**Written instruction:** Each line that holds the word "this" is to be identified and copied.
================
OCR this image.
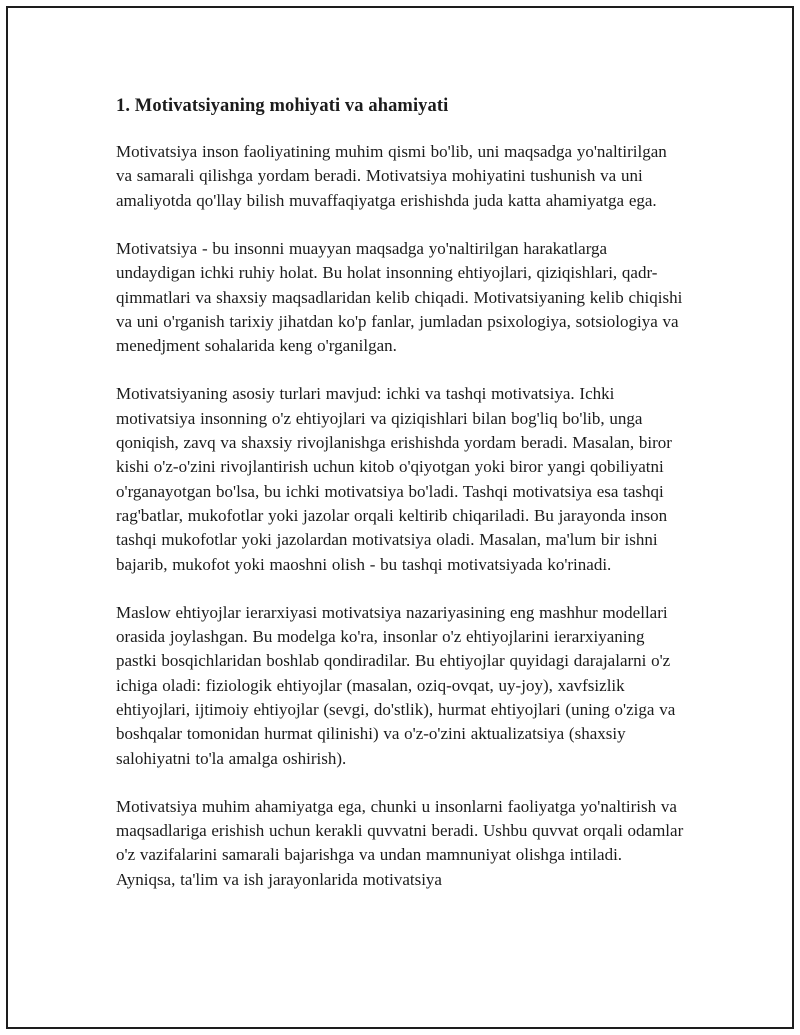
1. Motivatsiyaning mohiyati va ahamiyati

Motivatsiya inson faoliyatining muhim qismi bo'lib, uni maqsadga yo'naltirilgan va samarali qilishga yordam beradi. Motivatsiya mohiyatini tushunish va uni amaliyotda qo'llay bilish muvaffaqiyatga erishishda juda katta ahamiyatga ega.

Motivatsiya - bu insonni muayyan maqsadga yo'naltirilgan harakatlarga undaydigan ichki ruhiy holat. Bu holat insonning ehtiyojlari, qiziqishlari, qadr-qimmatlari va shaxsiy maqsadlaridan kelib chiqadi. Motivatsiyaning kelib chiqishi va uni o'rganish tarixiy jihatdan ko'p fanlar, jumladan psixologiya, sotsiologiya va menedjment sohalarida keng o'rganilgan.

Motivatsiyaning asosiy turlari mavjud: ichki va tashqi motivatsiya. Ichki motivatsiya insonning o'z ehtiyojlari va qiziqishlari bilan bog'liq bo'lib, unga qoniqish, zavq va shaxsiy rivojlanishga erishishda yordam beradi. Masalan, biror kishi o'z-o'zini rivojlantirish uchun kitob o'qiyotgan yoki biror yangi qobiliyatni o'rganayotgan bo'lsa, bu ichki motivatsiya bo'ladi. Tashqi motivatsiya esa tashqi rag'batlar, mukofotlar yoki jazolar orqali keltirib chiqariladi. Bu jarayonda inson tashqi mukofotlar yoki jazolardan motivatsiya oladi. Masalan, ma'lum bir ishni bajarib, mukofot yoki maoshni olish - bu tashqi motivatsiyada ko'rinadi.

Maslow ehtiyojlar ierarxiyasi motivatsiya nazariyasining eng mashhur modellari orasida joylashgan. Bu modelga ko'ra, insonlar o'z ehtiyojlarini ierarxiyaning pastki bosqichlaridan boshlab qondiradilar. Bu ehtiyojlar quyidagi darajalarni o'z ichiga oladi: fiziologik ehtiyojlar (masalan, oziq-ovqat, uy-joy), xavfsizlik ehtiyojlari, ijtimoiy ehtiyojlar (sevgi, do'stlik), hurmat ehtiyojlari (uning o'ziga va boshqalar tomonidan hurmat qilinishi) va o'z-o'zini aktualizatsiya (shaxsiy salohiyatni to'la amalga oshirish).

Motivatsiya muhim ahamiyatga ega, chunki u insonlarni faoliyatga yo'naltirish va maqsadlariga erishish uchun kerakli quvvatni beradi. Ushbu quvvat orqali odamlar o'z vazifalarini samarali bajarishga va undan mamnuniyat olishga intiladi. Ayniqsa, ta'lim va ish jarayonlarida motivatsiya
================
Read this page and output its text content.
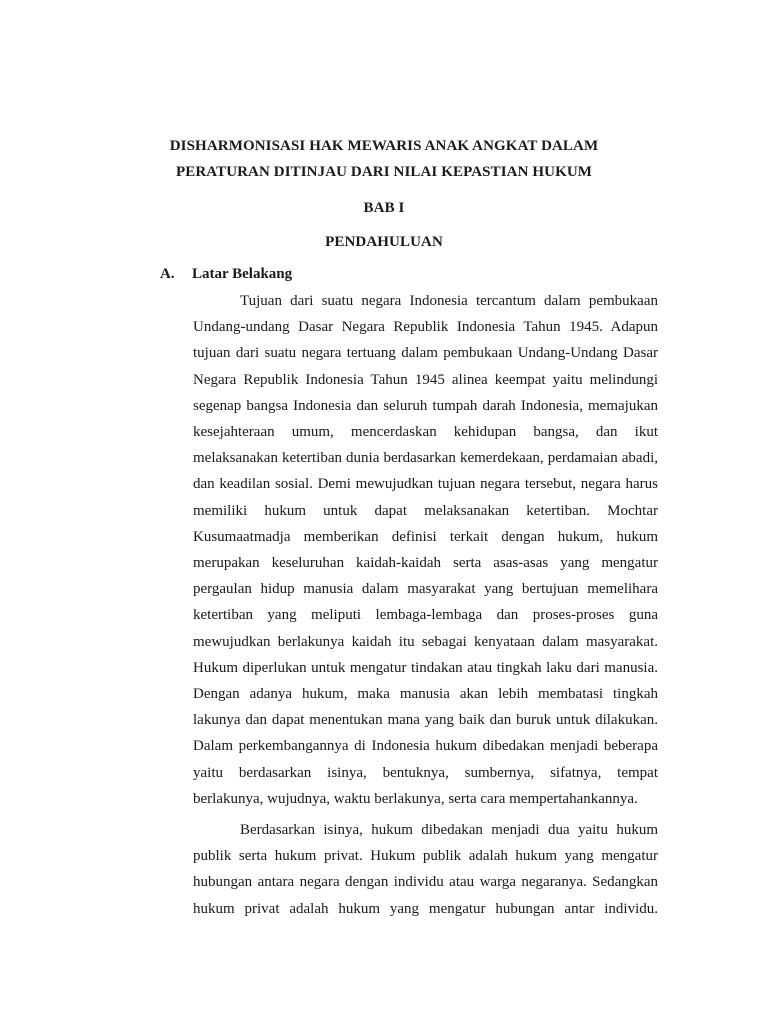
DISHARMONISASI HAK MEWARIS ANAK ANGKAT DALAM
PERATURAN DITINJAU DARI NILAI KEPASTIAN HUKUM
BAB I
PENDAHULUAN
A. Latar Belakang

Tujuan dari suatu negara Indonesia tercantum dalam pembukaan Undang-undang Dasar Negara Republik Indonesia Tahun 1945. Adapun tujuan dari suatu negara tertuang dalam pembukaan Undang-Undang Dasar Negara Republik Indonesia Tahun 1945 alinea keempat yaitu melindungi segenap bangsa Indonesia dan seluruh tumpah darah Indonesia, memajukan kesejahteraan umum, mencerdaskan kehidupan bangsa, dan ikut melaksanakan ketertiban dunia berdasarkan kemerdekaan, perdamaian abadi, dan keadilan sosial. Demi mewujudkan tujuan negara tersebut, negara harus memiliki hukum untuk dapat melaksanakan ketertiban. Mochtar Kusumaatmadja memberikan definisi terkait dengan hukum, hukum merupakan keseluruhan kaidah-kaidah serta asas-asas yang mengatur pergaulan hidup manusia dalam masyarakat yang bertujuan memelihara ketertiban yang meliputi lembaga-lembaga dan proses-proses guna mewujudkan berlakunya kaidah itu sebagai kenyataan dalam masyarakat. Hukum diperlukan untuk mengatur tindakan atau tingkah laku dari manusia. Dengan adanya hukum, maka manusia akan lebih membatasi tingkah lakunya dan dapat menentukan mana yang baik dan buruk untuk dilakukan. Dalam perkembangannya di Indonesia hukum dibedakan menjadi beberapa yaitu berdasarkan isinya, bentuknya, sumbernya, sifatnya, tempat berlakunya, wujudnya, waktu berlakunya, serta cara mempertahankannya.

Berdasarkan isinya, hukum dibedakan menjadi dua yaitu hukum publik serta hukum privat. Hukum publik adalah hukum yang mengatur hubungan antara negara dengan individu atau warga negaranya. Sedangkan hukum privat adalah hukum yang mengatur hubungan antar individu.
================
**Task response:**
OCR this image.
Read this page and output its text content.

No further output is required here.